Oprimida por un corsé que se ha quedado pequeño y que urge romper. Los responsables de la restauración de la catedral de Santa María ya han decidido ampliar sus horarios de visita para poder atender a todas las personas interesadas en acercarse hasta el templo del Casco Medieval y ver cómo se trabaja en su rehabilitación.
La medida no tiene fecha todavía, aunque la Fundación Santa María piensa ponerla en práctica de cara a los próximos meses de verano.
La experiencia de esta última Semana Santa ha sido definitiva. La vieja catedral ha recibido estos días entre un 5% y un 10% más de visitantes que el año pasado. El incremento no es exagerado pero ha sido el único posible. La demanda era bastante mayor pero ha resultado imposible de cubrir.

[Extractos del conjunto de datos]
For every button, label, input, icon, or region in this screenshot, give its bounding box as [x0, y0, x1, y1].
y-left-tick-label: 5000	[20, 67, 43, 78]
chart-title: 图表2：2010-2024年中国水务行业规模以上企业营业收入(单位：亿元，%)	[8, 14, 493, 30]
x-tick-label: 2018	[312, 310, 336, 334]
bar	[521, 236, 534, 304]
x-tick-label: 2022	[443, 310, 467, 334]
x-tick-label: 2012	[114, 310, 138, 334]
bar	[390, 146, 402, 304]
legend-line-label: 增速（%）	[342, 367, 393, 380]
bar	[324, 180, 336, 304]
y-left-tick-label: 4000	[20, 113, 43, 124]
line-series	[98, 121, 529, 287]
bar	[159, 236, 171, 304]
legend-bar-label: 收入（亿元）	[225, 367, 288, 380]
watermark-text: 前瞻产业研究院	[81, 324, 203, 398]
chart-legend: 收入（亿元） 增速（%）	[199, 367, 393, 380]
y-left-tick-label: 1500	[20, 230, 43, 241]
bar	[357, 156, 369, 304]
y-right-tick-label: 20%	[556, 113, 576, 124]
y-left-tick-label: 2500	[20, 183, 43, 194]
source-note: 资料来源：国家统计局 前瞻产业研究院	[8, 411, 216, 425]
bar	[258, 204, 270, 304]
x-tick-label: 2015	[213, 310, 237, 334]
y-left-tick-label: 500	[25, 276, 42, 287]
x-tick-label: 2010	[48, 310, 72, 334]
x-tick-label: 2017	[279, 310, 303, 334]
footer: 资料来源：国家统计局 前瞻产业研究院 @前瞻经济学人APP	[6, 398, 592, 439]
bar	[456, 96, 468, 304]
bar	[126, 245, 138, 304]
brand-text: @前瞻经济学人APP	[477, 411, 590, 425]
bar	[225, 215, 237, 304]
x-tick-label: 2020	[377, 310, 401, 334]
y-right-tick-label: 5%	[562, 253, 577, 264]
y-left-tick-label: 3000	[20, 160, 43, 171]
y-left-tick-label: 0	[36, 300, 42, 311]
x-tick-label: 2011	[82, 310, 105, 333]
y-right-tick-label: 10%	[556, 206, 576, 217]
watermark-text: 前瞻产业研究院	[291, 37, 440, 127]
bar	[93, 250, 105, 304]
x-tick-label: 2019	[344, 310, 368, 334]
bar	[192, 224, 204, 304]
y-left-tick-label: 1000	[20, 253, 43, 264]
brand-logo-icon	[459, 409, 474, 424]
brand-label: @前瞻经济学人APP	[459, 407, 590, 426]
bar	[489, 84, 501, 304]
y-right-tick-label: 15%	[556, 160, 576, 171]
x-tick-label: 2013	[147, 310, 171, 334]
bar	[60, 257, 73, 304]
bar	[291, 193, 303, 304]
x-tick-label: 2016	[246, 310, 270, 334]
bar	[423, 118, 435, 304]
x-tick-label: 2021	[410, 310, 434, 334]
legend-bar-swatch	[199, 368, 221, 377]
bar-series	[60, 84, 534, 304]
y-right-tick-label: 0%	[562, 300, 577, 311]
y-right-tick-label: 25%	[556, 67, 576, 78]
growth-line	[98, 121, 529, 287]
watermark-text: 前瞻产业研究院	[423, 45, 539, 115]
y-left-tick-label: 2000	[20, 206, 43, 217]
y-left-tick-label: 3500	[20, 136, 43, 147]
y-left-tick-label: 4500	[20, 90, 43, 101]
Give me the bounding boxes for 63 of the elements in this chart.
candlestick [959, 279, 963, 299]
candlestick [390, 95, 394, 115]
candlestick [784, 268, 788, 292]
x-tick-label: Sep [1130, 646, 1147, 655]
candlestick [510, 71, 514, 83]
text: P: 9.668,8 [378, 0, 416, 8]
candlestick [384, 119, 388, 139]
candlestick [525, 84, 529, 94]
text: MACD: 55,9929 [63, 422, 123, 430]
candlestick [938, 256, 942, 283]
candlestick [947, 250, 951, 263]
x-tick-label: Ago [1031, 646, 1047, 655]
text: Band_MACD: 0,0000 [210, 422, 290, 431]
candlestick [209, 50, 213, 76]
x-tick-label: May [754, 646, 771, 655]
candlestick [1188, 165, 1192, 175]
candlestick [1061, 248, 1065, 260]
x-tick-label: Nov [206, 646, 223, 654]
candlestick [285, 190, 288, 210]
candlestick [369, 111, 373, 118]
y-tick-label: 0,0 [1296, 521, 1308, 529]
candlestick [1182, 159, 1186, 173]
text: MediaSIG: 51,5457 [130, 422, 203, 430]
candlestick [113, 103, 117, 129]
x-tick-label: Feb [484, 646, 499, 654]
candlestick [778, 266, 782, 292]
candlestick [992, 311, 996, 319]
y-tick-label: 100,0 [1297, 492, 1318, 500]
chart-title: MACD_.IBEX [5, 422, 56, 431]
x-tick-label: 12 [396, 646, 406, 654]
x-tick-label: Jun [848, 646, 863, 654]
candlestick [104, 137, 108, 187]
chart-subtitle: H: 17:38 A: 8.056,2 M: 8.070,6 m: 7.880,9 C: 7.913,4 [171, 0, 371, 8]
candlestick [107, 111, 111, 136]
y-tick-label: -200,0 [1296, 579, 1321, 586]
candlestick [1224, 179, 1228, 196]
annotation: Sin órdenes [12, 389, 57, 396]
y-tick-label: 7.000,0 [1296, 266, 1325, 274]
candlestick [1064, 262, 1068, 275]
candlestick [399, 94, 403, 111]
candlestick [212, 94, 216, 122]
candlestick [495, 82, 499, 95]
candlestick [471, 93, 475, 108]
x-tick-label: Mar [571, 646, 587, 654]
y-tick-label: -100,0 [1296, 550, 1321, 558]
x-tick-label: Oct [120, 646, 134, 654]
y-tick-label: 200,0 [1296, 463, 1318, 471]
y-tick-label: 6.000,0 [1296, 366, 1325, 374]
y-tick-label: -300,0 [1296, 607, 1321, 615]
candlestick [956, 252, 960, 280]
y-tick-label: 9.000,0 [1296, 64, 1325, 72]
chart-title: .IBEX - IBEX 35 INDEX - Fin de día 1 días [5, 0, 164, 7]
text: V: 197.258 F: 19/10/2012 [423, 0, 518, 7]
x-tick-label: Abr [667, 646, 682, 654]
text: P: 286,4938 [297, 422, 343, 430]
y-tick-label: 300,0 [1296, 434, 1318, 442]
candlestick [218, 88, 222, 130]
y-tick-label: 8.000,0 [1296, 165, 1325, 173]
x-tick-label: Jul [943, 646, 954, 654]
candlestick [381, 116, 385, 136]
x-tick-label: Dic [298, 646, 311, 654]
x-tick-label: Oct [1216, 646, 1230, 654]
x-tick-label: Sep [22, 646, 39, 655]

CONSIGNA A = Reescribe el tramo del texto sobre la restauración de la catedral de Santa María que va de "La medida no" a "imposible de cubrir.", sustituyendo "Semana Santa" por "Navidad".
CONSIGNA B = Prolonga el texto sobre la restauración de la catedral de Santa María a partir de su última oración.

RESPUESTA ESPERADA A =
La medida no tiene fecha todavía, aunque la Fundación Santa María piensa ponerla en práctica de cara a los próximos meses de verano.
La experiencia de esta última Navidad ha sido definitiva. La vieja catedral ha recibido estos días entre un 5% y un 10% más de visitantes que el año pasado. El incremento no es exagerado pero ha sido el único posible. La demanda era bastante mayor pero ha resultado imposible de cubrir.

RESPUESTA ESPERADA B =
«Hemos tenido una media de 450 ó 500 visitantes cada día, y eso tras forzar al máximo nuestra capacidad y triplicar casi el número de grupos», explica el gerente de la Fundación, Gonzalo Arroita. «Normalmente organizamos 12 tandas y en Semana Santa hemos tenido que preparar hasta 30 al día», detalla. La Semana de Pascua presenta la misma tónica. «Tenemos todas las reservas prácticamente agotadas», cuenta Arroita. «Es una tendencia que va más allá de las fiestas y que empieza a ser ya la tónica habitual», asegura.